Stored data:
┌──
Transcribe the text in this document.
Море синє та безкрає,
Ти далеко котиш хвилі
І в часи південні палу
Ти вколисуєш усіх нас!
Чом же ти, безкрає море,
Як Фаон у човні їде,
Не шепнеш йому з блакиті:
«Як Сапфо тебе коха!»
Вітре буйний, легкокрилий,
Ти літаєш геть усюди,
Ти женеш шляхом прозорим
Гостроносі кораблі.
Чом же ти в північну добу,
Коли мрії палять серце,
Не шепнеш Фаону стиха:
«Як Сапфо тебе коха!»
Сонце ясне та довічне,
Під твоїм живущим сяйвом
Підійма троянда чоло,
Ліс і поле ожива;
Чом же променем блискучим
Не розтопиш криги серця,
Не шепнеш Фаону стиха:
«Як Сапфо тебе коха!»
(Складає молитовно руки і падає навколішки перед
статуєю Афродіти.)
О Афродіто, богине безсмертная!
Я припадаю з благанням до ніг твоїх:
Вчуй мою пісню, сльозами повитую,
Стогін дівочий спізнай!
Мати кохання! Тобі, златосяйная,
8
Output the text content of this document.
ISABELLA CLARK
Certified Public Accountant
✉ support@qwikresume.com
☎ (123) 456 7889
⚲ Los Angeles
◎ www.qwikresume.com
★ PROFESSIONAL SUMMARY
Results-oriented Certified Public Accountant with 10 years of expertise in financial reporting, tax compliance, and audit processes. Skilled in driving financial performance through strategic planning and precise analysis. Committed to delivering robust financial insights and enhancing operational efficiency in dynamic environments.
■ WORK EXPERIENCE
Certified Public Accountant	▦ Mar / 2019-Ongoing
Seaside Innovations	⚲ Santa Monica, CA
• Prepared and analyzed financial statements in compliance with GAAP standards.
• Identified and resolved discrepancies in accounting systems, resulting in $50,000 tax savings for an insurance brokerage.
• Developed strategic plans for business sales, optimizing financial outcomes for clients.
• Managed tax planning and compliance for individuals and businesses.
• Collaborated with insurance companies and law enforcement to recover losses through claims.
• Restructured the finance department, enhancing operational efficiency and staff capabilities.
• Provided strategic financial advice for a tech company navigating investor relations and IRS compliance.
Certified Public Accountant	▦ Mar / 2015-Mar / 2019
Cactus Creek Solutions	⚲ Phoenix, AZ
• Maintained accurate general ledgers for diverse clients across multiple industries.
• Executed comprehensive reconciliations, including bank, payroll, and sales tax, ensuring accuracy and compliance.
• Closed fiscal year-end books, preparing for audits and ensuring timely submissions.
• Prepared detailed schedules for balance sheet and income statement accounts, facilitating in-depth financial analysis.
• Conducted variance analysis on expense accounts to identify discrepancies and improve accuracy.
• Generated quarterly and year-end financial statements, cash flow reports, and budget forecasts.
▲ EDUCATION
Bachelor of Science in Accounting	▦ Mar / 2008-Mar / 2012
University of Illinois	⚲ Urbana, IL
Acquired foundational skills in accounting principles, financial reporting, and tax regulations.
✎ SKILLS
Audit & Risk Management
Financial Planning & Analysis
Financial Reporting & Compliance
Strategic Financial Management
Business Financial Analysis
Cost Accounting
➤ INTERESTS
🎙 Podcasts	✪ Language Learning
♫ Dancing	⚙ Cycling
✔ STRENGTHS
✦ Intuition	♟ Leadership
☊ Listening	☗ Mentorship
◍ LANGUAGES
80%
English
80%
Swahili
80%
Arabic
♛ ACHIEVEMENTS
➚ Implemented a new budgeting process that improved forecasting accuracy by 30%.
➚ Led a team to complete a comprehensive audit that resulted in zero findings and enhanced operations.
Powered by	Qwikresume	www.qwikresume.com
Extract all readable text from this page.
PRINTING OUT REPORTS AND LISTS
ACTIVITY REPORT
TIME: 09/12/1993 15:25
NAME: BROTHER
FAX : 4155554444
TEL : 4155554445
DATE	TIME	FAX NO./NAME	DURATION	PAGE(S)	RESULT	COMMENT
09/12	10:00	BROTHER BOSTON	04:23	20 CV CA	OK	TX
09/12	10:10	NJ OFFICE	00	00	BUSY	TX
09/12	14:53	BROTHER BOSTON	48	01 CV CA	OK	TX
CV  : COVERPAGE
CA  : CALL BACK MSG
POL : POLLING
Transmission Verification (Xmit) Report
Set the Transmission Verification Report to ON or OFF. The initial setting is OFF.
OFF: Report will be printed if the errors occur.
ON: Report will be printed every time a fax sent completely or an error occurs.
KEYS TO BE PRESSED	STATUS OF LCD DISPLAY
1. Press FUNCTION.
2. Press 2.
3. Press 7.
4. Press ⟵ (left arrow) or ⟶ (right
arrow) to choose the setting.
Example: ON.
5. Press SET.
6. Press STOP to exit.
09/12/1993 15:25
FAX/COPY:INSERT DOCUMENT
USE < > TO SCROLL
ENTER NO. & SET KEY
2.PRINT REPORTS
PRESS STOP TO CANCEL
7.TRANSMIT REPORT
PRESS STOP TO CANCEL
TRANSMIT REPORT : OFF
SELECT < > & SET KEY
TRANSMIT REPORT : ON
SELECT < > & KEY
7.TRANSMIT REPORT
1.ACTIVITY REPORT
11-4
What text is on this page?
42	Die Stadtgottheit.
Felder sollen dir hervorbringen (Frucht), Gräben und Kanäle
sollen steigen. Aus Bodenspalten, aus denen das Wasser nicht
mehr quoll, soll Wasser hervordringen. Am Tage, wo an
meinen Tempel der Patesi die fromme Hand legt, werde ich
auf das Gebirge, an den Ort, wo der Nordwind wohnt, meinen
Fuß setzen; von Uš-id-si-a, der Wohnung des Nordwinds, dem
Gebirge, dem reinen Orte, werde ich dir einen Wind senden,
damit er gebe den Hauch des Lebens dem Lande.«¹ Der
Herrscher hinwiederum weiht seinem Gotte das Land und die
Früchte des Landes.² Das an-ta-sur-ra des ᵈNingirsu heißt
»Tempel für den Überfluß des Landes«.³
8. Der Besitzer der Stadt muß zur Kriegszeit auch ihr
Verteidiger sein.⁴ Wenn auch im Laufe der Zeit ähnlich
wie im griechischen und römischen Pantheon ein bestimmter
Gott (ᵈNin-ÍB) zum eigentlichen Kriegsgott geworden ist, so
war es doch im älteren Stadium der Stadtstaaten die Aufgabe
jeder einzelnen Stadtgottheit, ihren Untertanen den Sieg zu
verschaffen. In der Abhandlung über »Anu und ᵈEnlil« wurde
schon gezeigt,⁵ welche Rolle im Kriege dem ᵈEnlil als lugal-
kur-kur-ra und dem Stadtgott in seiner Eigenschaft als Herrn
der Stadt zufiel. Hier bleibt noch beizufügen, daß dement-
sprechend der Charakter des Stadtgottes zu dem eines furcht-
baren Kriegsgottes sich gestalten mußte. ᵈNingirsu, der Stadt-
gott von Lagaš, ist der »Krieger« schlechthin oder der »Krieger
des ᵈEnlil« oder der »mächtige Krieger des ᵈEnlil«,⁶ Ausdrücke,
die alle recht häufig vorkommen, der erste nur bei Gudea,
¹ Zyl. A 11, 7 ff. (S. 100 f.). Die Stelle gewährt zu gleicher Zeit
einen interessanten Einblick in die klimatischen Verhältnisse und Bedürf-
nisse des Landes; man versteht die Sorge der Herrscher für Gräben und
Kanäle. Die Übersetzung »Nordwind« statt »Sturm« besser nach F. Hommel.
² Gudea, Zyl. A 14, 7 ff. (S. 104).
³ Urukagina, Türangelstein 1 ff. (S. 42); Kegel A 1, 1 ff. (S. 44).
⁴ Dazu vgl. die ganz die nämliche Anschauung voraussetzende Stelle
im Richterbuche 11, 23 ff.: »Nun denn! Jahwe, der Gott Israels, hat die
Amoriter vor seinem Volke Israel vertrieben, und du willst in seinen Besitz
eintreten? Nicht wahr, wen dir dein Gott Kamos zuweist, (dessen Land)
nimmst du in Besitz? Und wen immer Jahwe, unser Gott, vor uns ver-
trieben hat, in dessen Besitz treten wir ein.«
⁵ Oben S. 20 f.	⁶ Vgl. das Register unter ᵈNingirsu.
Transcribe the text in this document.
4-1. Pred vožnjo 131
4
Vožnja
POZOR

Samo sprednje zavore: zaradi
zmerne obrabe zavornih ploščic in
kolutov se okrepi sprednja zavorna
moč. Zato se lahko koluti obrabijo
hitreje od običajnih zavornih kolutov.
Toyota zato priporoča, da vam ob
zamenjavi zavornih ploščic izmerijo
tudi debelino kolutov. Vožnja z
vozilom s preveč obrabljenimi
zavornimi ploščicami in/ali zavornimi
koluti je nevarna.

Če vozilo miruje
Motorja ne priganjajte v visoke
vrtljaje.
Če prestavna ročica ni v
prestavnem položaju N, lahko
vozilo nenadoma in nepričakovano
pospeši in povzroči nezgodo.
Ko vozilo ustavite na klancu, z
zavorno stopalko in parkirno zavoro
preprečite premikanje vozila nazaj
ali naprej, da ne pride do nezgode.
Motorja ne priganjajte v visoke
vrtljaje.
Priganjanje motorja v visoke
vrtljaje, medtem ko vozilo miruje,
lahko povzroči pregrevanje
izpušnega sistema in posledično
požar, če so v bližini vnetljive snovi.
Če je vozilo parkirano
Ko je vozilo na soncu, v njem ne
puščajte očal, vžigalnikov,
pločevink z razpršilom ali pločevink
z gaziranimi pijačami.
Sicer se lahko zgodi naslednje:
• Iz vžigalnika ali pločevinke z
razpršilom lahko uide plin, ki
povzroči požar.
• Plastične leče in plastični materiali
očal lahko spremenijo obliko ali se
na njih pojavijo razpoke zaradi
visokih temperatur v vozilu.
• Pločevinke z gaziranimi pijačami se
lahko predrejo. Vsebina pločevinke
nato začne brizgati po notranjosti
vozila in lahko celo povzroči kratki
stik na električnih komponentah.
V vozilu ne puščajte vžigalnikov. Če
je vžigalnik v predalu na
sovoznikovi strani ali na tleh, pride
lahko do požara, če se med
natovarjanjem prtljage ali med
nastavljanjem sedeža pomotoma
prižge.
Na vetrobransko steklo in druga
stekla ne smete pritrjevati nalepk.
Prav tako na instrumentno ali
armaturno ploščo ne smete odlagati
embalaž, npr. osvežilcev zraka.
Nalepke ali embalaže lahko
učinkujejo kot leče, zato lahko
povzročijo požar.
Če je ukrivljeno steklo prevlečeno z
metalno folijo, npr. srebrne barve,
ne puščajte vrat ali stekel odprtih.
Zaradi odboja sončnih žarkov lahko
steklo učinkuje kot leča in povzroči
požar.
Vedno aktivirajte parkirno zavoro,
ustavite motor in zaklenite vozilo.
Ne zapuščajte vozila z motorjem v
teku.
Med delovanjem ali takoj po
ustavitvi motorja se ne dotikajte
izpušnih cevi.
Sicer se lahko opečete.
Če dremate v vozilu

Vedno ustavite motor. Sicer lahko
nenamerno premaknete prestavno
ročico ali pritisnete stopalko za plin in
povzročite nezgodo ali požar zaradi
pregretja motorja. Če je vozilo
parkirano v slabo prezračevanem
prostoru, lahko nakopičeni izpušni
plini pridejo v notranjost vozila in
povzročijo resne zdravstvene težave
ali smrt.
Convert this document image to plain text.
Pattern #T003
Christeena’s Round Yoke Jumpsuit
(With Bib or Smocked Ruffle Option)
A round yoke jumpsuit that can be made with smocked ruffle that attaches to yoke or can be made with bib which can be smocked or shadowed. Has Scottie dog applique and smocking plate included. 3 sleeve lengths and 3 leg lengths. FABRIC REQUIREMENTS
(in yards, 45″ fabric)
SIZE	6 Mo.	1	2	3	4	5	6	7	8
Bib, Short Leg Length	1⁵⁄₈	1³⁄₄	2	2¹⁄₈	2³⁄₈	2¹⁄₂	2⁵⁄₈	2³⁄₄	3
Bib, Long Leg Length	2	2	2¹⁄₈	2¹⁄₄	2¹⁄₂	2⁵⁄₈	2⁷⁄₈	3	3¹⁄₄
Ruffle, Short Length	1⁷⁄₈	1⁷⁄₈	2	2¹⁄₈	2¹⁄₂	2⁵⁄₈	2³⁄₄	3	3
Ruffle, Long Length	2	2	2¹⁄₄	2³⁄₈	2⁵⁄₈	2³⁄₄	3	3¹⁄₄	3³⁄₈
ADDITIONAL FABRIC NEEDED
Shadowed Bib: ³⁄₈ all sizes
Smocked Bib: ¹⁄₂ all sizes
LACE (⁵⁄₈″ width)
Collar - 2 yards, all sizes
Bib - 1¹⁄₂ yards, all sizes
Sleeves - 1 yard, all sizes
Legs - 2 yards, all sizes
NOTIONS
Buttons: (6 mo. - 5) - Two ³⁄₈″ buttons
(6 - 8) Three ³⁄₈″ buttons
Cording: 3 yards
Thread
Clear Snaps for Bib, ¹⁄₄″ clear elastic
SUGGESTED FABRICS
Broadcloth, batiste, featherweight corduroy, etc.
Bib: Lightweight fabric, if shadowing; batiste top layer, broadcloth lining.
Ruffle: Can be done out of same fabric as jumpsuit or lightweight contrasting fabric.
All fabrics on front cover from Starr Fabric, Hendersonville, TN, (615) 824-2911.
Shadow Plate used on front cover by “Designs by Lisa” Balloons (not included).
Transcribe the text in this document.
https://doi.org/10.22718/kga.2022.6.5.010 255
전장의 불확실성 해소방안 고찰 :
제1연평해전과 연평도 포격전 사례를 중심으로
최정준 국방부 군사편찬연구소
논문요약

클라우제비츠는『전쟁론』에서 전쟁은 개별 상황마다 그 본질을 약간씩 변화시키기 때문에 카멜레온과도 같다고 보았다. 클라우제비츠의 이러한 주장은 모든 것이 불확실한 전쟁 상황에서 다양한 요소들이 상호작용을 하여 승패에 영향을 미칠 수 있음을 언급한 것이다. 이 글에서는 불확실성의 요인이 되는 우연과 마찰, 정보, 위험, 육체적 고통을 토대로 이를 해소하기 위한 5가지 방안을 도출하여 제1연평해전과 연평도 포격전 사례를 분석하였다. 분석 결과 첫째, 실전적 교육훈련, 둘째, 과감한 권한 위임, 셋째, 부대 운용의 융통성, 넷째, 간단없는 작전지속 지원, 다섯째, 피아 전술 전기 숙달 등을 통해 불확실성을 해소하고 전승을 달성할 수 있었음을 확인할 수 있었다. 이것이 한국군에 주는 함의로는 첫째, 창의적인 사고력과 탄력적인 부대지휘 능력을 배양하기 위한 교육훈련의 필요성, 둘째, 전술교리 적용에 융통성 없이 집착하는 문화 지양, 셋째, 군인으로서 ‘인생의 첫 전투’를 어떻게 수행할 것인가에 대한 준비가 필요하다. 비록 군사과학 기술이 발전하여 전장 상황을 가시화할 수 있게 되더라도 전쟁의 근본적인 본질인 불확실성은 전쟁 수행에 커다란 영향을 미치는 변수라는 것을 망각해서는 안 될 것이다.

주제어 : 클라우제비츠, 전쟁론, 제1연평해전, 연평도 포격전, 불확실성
└──
▶ Instructions for the task: Find how many lines include the string "oder" and report that number alone.

▶ Exercise solution: 2